Selected passage:
>> Begin

In mid October, a fairly pedestrian discussion about the general lack of recognition for computational activities amd publications suddenly took off with the re-emergence of the copyright problems referred to above. If electronic publication was on a par with paper publication, surely the same principles of ownership and due regard for scholarly labours applied to it? But did this not mitigate against the current easy camaraderie with which articles, gossip and notes are transferred from one medium to another? as indeed are those more substantial fruits of electronic labours, such as machine readable texts? For one correspondent such activities, without explicit permission, were “a measure of the anesthetizing effect of the xerox machine on our moral sense”. For another, however “asking concedes the other party’s right to refuse”

In mid-November, after a particularly rebarbative electronic foul up, minimal editorial supervision of all Humanist submissions was initiated. Other than some discussion of the “conversational style” appropriate to the network, this appears to have had little or no inhibitory effect on either the scale or the manner of subsequent contributions.

An enquiry about the availability of some Akkadian texts led to a repeated assertion of the importance to scholarship of reliable machine readable texts. Conventional publishers were widely castigated for their short-sighted unwillingness to make such materials available (being compared on one occasion to mediaeval monks using manuscripts for candles, and on another to renaissance printers throwing away Carolingian manuscripts once they had been set in type). Humanists were exhorted to exert peer pressure on publishers, to pool their expertise in the definition of standards, to work together for the establishment of a consortium of centres which could offer archival facilities and define standards. More realistically perhaps, some humanists remarked that publishers were unlikely to respond to idealistic pressures and that a network of libraries and data archives already existed which could do all of the required tasks and more were it sufficiently motivated and directed. At present, said one, all we have is “a poor man’s archive” dependent on voluntary support. Others were more optimistic about the possibility of founding a “North American text Archive and Service Center” and less optimistic about the wisdom of leaving such affairs to the laws of the marketplace. One intriguing proposal was that a national or international Archive might be managed as a giant distributed database.

Following the highly successful Vassar conference on text encoding standards in mid-November, a long series of contributions addressed the issue of how texts should be encoded for deposit in (or issue from) such an archive. No one seems to have seriously dissented from the view that descriptive rather than procedural markup was desirable, nor to have proposed any method to describe such markup other than SGML, so that it is a little hard to see quite what all the fuss was about – unless it was necessary to combat the apathy of long established practise.

One controversy which did emerge concerned the desirability (or feasibility) of enforcing a minimal encoding system, and the extent to which this was a fit role for an archive to take on. “Trying to save the past is just going to retard development” argued one, while another lone voice asserted a “rage for chaos” and praised “polymorphic encoding” on the grounds that all encoding systems were inherently subjective (“Every decoding is another encoding” to quote Morris Zapp). Anxiety was expressed about the dangers of bureacracy. Both views were, to the middle ground at least, equally misconceived. In the first case, no-one was proposing that past errors should dictate future standards, but only that safeguarding what had been achieved was a different activity from proposing what should be done in the future. In the second case, no-one wished to fetter (or to “Prussianize”) scholarly ingenuity, only to define a common language for its expression.

>> End

Element location data:
>> Begin

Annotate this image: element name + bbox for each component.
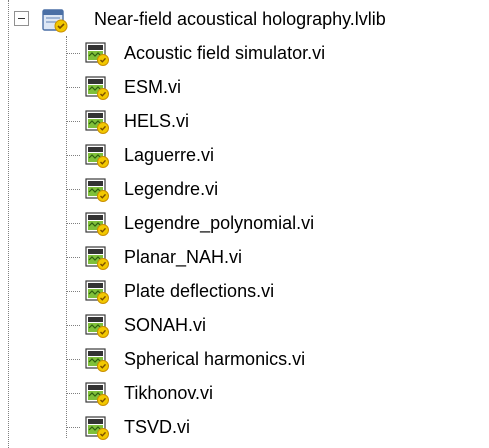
tree-item-tikhonov-vi[interactable]: Tikhonov.vi: [0, 376, 489, 410]
tree-item-connector-line: [66, 325, 80, 326]
tree-item-sonah-vi[interactable]: SONAH.vi: [0, 308, 489, 342]
tree-item-connector-line: [66, 87, 80, 88]
tree-item-connector-line: [66, 189, 80, 190]
vi-icon: [85, 280, 109, 304]
vi-label: HELS.vi: [124, 111, 190, 131]
vi-icon: [85, 348, 109, 372]
collapse-toggle-icon[interactable]: [14, 11, 29, 26]
tree-item-connector-line: [66, 359, 80, 360]
tree-item-connector-line: [66, 223, 80, 224]
tree-item-connector-line: [66, 291, 80, 292]
tree-item-tsvd-vi[interactable]: TSVD.vi: [0, 410, 489, 444]
tree-item-connector-line: [66, 155, 80, 156]
vi-label: ESM.vi: [124, 77, 182, 97]
vi-label: Laguerre.vi: [124, 145, 215, 165]
vi-label: Plate deflections.vi: [124, 281, 275, 301]
tree-item-connector-line: [66, 121, 80, 122]
tree-item-legendre-vi[interactable]: Legendre.vi: [0, 172, 489, 206]
vi-icon: [85, 110, 109, 134]
tree-item-library[interactable]: Near-field acoustical holography.lvlib: [0, 2, 489, 36]
vi-icon: [85, 42, 109, 66]
vi-label: Acoustic field simulator.vi: [124, 43, 326, 63]
tree-item-planar-nah-vi[interactable]: Planar_NAH.vi: [0, 240, 489, 274]
vi-icon: [85, 314, 109, 338]
tree-item-esm-vi[interactable]: ESM.vi: [0, 70, 489, 104]
lvlib-icon: [42, 9, 68, 33]
tree-item-connector-line: [66, 257, 80, 258]
vi-label: Planar_NAH.vi: [124, 247, 243, 267]
vi-icon: [85, 416, 109, 440]
tree-item-connector-line: [66, 53, 80, 54]
vi-label: Spherical harmonics.vi: [124, 349, 306, 369]
tree-item-plate-deflections-vi[interactable]: Plate deflections.vi: [0, 274, 489, 308]
vi-label: Legendre_polynomial.vi: [124, 213, 315, 233]
vi-label: SONAH.vi: [124, 315, 207, 335]
vi-icon: [85, 246, 109, 270]
project-tree: Near-field acoustical holography.lvlib A…: [0, 0, 489, 448]
vi-label: TSVD.vi: [124, 417, 191, 437]
tree-item-connector-line: [66, 393, 80, 394]
vi-icon: [85, 76, 109, 100]
tree-item-hels-vi[interactable]: HELS.vi: [0, 104, 489, 138]
vi-label: Tikhonov.vi: [124, 383, 214, 403]
vi-icon: [85, 144, 109, 168]
library-label: Near-field acoustical holography.lvlib: [94, 9, 386, 29]
tree-item-laguerre-vi[interactable]: Laguerre.vi: [0, 138, 489, 172]
tree-item-connector-line: [66, 427, 80, 428]
vi-icon: [85, 178, 109, 202]
tree-item-legendre-polynomial-vi[interactable]: Legendre_polynomial.vi: [0, 206, 489, 240]
vi-icon: [85, 382, 109, 406]
tree-item-acoustic-field-simulator-vi[interactable]: Acoustic field simulator.vi: [0, 36, 489, 70]
vi-icon: [85, 212, 109, 236]
tree-item-spherical-harmonics-vi[interactable]: Spherical harmonics.vi: [0, 342, 489, 376]
vi-label: Legendre.vi: [124, 179, 219, 199]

>> End

To-do list:
- a) Using the passage on Humanist discussions, decide whether each statement agrees with it, answering yes or no and quoting the words that settle it: (i) Minimal editorial supervision of Humanist submissions began in mid-November. (ii) Contributors proposed methods other than SGML for describing descriptive markup. (iii) The enquiry that prompted talk of reliable machine readable texts concerned Akkadian texts.
- b) Reproduce word for word the part of the passage on Humanist discussions starting at "Following the highly" and ending at "long established practise.".
- c) Carry the passage on Humanist discussions onward from its final sentence.

Answer set:
- a)
(i) Yes: "In mid-November, after a particularly rebarbative electronic foul up, minimal editorial supervision of all Humanist submissions was initiated."
(ii) No: "nor to have proposed any method to describe such markup other than SGML"
(iii) Yes: "An enquiry about the availability of some Akkadian texts led to a repeated assertion of the importance to scholarship of reliable machine readable texts."

- b)
Following the highly successful Vassar conference on text encoding standards in mid-November, a long series of contributions addressed the issue of how texts should be encoded for deposit in (or issue from) such an archive. No one seems to have seriously dissented from the view that descriptive rather than procedural markup was desirable, nor to have proposed any method to describe such markup other than SGML, so that it is a little hard to see quite what all the fuss was about – unless it was necessary to combat the apathy of long established practise.

- c)
There was also much support for the common sense view that conversion of an existing text to an adequate level of markup was generally much less work than starting from scratch. Clearly however, a lot depends on what is meant by “generally” and by “adequate”: for one humanist an adequate markup was one from which the “original form of a document” could be re-created, thus rather begging the question of how that “original form” was to be defined. To insist on such a distinction between “objective text” and “subjective commentary” is “to miss the point of literary criticism altogether” as another put it.

One technical problem with SGML which was identified, though not much discussed, was its awkwardness at handling multiply hierarchic structures within a single document; one straw man repeatedly shot down was the apparent verbosity of most current implementations based on it. However, as one correspondent pointed out, the SGML standard existed and was not going to disappear. It was up to Humanists to make the best use of it by proposing tag sets appropriate to their needs, perhaps using some sort of data dictionary to help in this task.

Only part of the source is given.